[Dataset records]

....

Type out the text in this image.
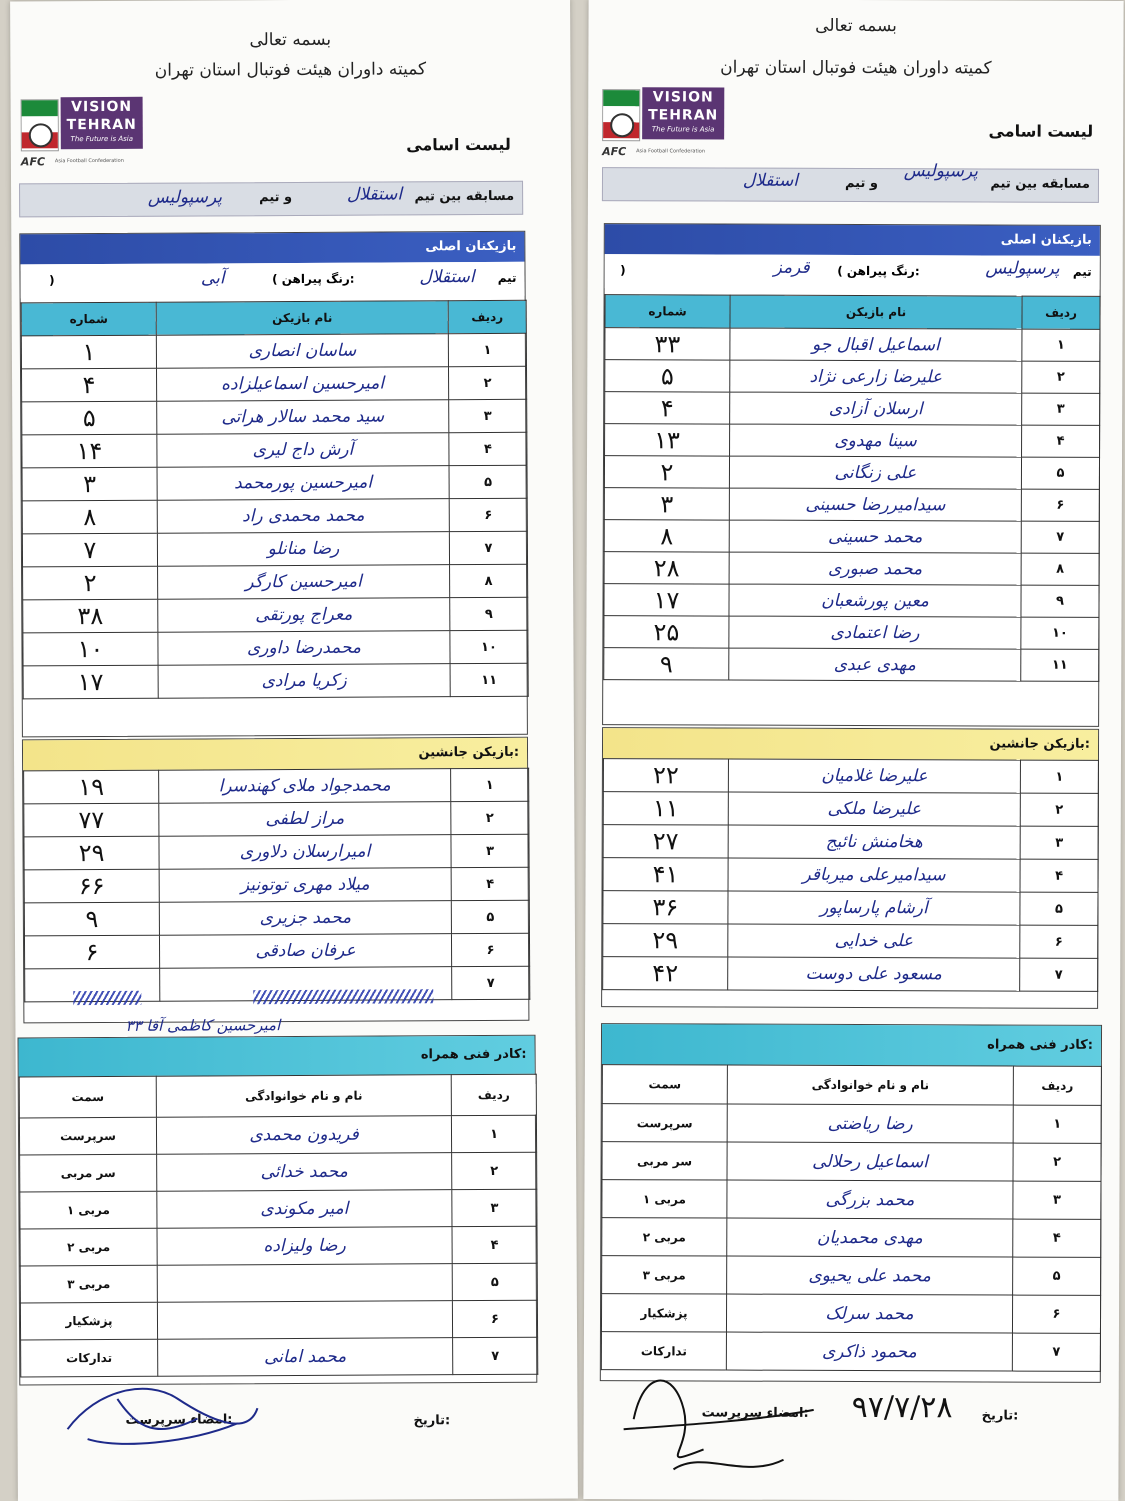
بسمه تعالی
کمیته داوران هیئت فوتبال استان تهران
VISION
TEHRAN
The Future is Asia
AFC Asia Football Confederation
لیست اسامی
مسابقه بین تیم
استقلال
و تیم
پرسپولیس
بازیکنان اصلی
تیم
استقلال
( رنگ پیراهن:
آبی
)
ردیف	نام بازیکن	شماره
۱	ساسان انصاری	۱
۲	امیرحسین اسماعیلزاده	۴
۳	سید محمد سالار هراتی	۵
۴	آرش داج لیری	۱۴
۵	امیرحسین پورمحمد	۳
۶	محمد محمدی راد	۸
۷	رضا منانلو	۷
۸	امیرحسین کارگر	۲
۹	معراج پورتقی	۳۸
۱۰	محمدرضا داوری	۱۰
۱۱	زکریا مرادی	۱۷
بازیکن جانشین:
۱	محمدجواد ملای کهندسرا	۱۹
۲	مراز لطفی	۷۷
۳	امیرارسلان دلاوری	۲۹
۴	میلاد مهری توتونیز	۶۶
۵	محمد جزیری	۹
۶	عرفان صادقی	۶
۷		
امیرحسین کاظمی آقا ۳۳
کادر فنی همراه:
ردیف	نام و نام خوانوادگی	سمت
۱	فریدون محمدی	سرپرست
۲	محمد خدائی	سر مربی
۳	امیر مکوندی	مربی ۱
۴	رضا ولیزاده	مربی ۲
۵		مربی ۳
۶		پزشکیار
۷	محمد امانی	تدارکات
امضاء سرپرست:	تاریخ:
بسمه تعالی
کمیته داوران هیئت فوتبال استان تهران
VISION
TEHRAN
The Future is Asia
AFC Asia Football Confederation
لیست اسامی
مسابقه بین تیم
پرسپولیس
و تیم
استقلال
بازیکنان اصلی
تیم
پرسپولیس
( رنگ پیراهن:
قرمز
)
ردیف	نام بازیکن	شماره
۱	اسماعیل اقبال جو	۳۳
۲	علیرضا زارعی نژاد	۵
۳	ارسلان آزادی	۴
۴	سینا مهدوی	۱۳
۵	علی زنگانی	۲
۶	سیدامیررضا حسینی	۳
۷	محمد حسینی	۸
۸	محمد صبوری	۲۸
۹	معین پورشعبان	۱۷
۱۰	رضا اعتمادی	۲۵
۱۱	مهدی عبدی	۹
بازیکن جانشین:
۱	علیرضا غلامیان	۲۲
۲	علیرضا ملکی	۱۱
۳	هخامنش نائیج	۲۷
۴	سیدامیرعلی میرباقر	۴۱
۵	آرشام پارساپور	۳۶
۶	علی خدایی	۲۹
۷	مسعود علی دوست	۴۲
کادر فنی همراه:
ردیف	نام و نام خوانوادگی	سمت
۱	رضا ریاضتی	سرپرست
۲	اسماعیل رحلالی	سر مربی
۳	محمد بزرگی	مربی ۱
۴	مهدی محمدیان	مربی ۲
۵	محمد علی یحیوی	مربی ۳
۶	محمد سرلک	پزشکیار
۷	محمود ذاکری	تدارکات
امضاء سرپرست:	تاریخ:
۹۷/۷/۲۸
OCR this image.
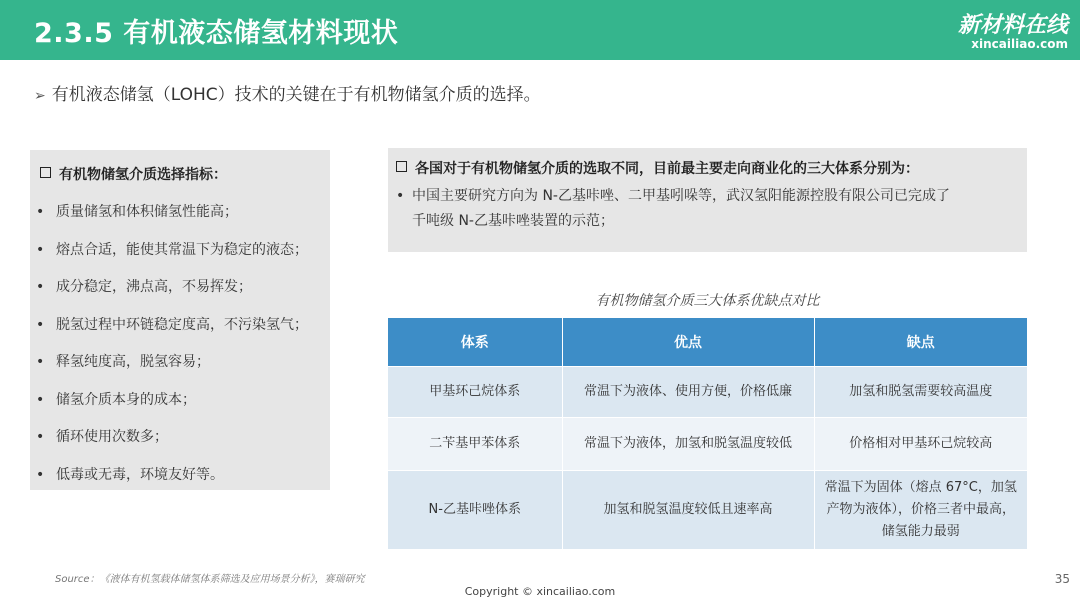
2.3.5 有机液态储氢材料现状	新材料在线
xincailiao.com
➢ 有机液态储氢（LOHC）技术的关键在于有机物储氢介质的选择。
有机物储氢介质选择指标：
• 质量储氢和体积储氢性能高；
• 熔点合适，能使其常温下为稳定的液态；
• 成分稳定，沸点高，不易挥发；
• 脱氢过程中环链稳定度高，不污染氢气；
• 释氢纯度高，脱氢容易；
• 储氢介质本身的成本；
• 循环使用次数多；
• 低毒或无毒，环境友好等。
各国对于有机物储氢介质的选取不同，目前最主要走向商业化的三大体系分别为：
• 中国主要研究方向为 N-乙基咔唑、二甲基吲哚等，武汉氢阳能源控股有限公司已完成了
千吨级 N-乙基咔唑装置的示范；
有机物储氢介质三大体系优缺点对比
体系	优点	缺点
甲基环己烷体系	常温下为液体、使用方便，价格低廉	加氢和脱氢需要较高温度
二苄基甲苯体系	常温下为液体，加氢和脱氢温度较低	价格相对甲基环己烷较高
N-乙基咔唑体系	加氢和脱氢温度较低且速率高	常温下为固体（熔点 67°C，加氢产物为液体），价格三者中最高，储氢能力最弱
Source：《液体有机氢载体储氢体系筛选及应用场景分析》，赛瑞研究
Copyright © xincailiao.com
35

....

Copy out the records above in full, exactly as written, but not the pictures.

▶ WRITTEN ANSWER:
Type out the text in this image.
بسمه تعالی
کمیته داوران هیئت فوتبال استان تهران
VISION
TEHRAN
The Future is Asia
AFC Asia Football Confederation
لیست اسامی
مسابقه بین تیم
استقلال
و تیم
پرسپولیس
بازیکنان اصلی
تیم
استقلال
( رنگ پیراهن:
آبی
)
ردیف	نام بازیکن	شماره
۱	ساسان انصاری	۱
۲	امیرحسین اسماعیلزاده	۴
۳	سید محمد سالار هراتی	۵
۴	آرش داج لیری	۱۴
۵	امیرحسین پورمحمد	۳
۶	محمد محمدی راد	۸
۷	رضا منانلو	۷
۸	امیرحسین کارگر	۲
۹	معراج پورتقی	۳۸
۱۰	محمدرضا داوری	۱۰
۱۱	زکریا مرادی	۱۷
بازیکن جانشین:
۱	محمدجواد ملای کهندسرا	۱۹
۲	مراز لطفی	۷۷
۳	امیرارسلان دلاوری	۲۹
۴	میلاد مهری توتونیز	۶۶
۵	محمد جزیری	۹
۶	عرفان صادقی	۶
۷		
امیرحسین کاظمی آقا ۳۳
کادر فنی همراه:
ردیف	نام و نام خوانوادگی	سمت
۱	فریدون محمدی	سرپرست
۲	محمد خدائی	سر مربی
۳	امیر مکوندی	مربی ۱
۴	رضا ولیزاده	مربی ۲
۵		مربی ۳
۶		پزشکیار
۷	محمد امانی	تدارکات
امضاء سرپرست:	تاریخ:
بسمه تعالی
کمیته داوران هیئت فوتبال استان تهران
VISION
TEHRAN
The Future is Asia
AFC Asia Football Confederation
لیست اسامی
مسابقه بین تیم
پرسپولیس
و تیم
استقلال
بازیکنان اصلی
تیم
پرسپولیس
( رنگ پیراهن:
قرمز
)
ردیف	نام بازیکن	شماره
۱	اسماعیل اقبال جو	۳۳
۲	علیرضا زارعی نژاد	۵
۳	ارسلان آزادی	۴
۴	سینا مهدوی	۱۳
۵	علی زنگانی	۲
۶	سیدامیررضا حسینی	۳
۷	محمد حسینی	۸
۸	محمد صبوری	۲۸
۹	معین پورشعبان	۱۷
۱۰	رضا اعتمادی	۲۵
۱۱	مهدی عبدی	۹
بازیکن جانشین:
۱	علیرضا غلامیان	۲۲
۲	علیرضا ملکی	۱۱
۳	هخامنش نائیج	۲۷
۴	سیدامیرعلی میرباقر	۴۱
۵	آرشام پارساپور	۳۶
۶	علی خدایی	۲۹
۷	مسعود علی دوست	۴۲
کادر فنی همراه:
ردیف	نام و نام خوانوادگی	سمت
۱	رضا ریاضتی	سرپرست
۲	اسماعیل رحلالی	سر مربی
۳	محمد بزرگی	مربی ۱
۴	مهدی محمدیان	مربی ۲
۵	محمد علی یحیوی	مربی ۳
۶	محمد سرلک	پزشکیار
۷	محمود ذاکری	تدارکات
امضاء سرپرست:	تاریخ:
۹۷/۷/۲۸
OCR this image.
2.3.5 有机液态储氢材料现状	新材料在线
xincailiao.com
➢ 有机液态储氢（LOHC）技术的关键在于有机物储氢介质的选择。
有机物储氢介质选择指标：
• 质量储氢和体积储氢性能高；
• 熔点合适，能使其常温下为稳定的液态；
• 成分稳定，沸点高，不易挥发；
• 脱氢过程中环链稳定度高，不污染氢气；
• 释氢纯度高，脱氢容易；
• 储氢介质本身的成本；
• 循环使用次数多；
• 低毒或无毒，环境友好等。
各国对于有机物储氢介质的选取不同，目前最主要走向商业化的三大体系分别为：
• 中国主要研究方向为 N-乙基咔唑、二甲基吲哚等，武汉氢阳能源控股有限公司已完成了
千吨级 N-乙基咔唑装置的示范；
有机物储氢介质三大体系优缺点对比
体系	优点	缺点
甲基环己烷体系	常温下为液体、使用方便，价格低廉	加氢和脱氢需要较高温度
二苄基甲苯体系	常温下为液体，加氢和脱氢温度较低	价格相对甲基环己烷较高
N-乙基咔唑体系	加氢和脱氢温度较低且速率高	常温下为固体（熔点 67°C，加氢产物为液体），价格三者中最高，储氢能力最弱
Source：《液体有机氢载体储氢体系筛选及应用场景分析》，赛瑞研究
Copyright © xincailiao.com
35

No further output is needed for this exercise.